• [About this task]:
Across all the entries, tally the lines holding the word "Hard", and give the number by itself.

(Document page transcription items)

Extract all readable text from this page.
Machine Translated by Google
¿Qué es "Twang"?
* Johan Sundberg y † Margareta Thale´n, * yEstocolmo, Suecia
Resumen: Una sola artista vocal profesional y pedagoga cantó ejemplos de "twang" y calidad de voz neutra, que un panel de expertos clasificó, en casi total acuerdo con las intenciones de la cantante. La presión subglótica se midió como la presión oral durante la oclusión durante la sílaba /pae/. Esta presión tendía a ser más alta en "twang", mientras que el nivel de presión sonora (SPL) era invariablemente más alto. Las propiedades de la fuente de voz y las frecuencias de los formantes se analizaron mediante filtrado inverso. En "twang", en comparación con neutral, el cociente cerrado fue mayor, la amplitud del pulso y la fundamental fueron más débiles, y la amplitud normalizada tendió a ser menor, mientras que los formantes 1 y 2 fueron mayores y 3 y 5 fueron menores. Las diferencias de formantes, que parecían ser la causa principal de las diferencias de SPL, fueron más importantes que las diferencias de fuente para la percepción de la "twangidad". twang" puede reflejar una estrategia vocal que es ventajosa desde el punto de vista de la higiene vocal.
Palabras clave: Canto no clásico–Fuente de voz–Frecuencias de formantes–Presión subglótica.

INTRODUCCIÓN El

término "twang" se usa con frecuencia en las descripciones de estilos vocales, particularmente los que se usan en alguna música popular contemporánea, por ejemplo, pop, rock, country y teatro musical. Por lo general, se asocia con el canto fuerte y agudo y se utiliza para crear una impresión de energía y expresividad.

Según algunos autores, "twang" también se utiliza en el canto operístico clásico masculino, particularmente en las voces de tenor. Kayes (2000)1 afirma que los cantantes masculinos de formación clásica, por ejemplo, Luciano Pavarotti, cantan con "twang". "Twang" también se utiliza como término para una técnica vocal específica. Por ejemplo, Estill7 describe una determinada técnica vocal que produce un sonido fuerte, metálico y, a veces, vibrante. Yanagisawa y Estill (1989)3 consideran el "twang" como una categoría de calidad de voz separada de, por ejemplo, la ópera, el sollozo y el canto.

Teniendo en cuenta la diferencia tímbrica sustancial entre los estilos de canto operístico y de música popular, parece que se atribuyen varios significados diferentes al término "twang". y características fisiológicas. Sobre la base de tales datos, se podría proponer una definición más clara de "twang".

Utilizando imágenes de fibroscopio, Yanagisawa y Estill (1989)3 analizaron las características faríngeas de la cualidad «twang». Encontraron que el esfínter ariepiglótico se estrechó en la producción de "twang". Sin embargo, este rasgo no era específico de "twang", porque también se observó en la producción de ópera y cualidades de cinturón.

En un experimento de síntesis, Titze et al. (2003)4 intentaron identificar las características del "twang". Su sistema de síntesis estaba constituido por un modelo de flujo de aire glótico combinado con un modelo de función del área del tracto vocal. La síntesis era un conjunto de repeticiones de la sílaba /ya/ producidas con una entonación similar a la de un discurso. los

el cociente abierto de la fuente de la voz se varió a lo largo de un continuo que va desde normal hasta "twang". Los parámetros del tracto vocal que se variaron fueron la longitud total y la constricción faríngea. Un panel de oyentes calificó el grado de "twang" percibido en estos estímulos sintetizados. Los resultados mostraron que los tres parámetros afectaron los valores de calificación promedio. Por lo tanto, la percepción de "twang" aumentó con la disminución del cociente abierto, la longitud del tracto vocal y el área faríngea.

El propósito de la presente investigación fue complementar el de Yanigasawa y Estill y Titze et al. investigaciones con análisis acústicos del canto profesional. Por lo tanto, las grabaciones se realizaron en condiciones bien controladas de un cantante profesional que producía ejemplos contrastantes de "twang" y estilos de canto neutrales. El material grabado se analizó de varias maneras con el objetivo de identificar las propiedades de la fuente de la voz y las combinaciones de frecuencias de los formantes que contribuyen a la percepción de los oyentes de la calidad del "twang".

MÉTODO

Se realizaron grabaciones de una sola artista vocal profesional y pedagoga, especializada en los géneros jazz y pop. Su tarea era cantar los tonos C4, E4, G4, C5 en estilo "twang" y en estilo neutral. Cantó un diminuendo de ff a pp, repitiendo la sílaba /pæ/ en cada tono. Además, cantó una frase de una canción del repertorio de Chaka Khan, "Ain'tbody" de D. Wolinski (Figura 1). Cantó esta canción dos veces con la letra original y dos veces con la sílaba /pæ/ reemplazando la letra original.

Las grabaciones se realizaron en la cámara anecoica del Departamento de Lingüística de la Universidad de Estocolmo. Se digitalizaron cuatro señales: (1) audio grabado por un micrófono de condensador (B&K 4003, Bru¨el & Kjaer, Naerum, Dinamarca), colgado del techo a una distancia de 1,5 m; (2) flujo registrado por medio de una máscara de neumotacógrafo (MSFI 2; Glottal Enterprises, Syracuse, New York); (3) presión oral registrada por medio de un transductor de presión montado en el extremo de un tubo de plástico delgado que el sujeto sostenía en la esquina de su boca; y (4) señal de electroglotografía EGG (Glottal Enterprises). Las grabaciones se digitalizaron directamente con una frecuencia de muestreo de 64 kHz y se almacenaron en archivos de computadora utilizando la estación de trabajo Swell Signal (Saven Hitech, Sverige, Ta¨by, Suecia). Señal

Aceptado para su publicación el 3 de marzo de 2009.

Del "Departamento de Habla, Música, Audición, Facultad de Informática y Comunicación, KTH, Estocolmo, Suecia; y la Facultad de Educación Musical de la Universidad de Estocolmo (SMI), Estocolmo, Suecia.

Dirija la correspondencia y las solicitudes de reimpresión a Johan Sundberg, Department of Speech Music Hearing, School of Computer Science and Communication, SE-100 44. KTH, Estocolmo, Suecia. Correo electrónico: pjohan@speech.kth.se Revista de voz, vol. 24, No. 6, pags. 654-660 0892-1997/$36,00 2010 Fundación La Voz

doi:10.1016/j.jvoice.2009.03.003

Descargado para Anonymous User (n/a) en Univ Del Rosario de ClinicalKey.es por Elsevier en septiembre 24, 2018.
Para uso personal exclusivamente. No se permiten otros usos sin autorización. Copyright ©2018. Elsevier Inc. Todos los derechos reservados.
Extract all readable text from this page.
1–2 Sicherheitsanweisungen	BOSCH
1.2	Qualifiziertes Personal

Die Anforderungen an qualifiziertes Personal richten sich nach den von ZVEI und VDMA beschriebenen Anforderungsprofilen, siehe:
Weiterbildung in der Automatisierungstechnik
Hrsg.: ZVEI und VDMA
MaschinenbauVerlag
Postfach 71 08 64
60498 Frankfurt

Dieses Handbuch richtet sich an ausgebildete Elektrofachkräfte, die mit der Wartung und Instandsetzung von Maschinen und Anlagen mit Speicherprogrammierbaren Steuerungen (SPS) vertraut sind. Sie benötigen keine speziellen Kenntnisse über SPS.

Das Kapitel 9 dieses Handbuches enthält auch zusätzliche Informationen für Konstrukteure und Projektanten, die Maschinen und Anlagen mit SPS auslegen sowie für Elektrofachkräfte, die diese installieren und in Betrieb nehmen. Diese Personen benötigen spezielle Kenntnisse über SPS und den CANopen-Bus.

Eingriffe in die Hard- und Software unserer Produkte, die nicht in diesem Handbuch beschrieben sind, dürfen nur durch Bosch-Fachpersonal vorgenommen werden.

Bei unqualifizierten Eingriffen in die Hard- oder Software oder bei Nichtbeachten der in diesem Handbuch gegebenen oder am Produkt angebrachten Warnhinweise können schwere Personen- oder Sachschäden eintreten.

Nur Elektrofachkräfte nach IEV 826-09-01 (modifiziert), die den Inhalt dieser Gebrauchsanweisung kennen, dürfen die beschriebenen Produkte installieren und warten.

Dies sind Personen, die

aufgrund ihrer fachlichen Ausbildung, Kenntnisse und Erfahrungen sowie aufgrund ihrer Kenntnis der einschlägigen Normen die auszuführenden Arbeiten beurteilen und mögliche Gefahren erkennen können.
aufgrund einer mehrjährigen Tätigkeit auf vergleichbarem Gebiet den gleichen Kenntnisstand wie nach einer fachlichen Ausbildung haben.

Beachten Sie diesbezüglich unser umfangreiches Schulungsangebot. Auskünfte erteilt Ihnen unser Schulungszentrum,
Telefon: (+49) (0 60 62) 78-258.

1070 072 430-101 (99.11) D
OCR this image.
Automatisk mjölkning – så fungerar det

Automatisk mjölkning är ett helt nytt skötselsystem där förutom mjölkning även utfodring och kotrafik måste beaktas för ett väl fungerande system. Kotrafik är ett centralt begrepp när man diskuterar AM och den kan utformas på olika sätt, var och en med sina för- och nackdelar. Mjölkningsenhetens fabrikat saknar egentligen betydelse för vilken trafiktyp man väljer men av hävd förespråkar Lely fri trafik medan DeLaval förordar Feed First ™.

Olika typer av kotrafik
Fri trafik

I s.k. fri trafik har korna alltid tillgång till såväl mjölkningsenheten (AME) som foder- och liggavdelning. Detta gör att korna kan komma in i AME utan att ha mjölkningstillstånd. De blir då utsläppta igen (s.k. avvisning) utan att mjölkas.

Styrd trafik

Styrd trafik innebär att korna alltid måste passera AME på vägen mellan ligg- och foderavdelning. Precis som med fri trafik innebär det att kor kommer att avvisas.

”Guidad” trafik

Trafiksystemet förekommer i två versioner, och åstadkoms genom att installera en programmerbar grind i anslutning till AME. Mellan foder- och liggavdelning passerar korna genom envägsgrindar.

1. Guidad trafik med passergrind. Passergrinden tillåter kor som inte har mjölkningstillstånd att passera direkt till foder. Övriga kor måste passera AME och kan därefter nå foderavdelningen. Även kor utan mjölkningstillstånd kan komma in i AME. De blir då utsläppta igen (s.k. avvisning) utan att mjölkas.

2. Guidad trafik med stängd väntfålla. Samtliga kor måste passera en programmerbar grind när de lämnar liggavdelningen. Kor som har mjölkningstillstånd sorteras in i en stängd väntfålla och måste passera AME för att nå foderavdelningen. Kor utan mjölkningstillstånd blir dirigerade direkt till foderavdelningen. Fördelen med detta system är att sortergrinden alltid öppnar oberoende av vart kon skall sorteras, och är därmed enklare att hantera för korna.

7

• [Problem solution]:
2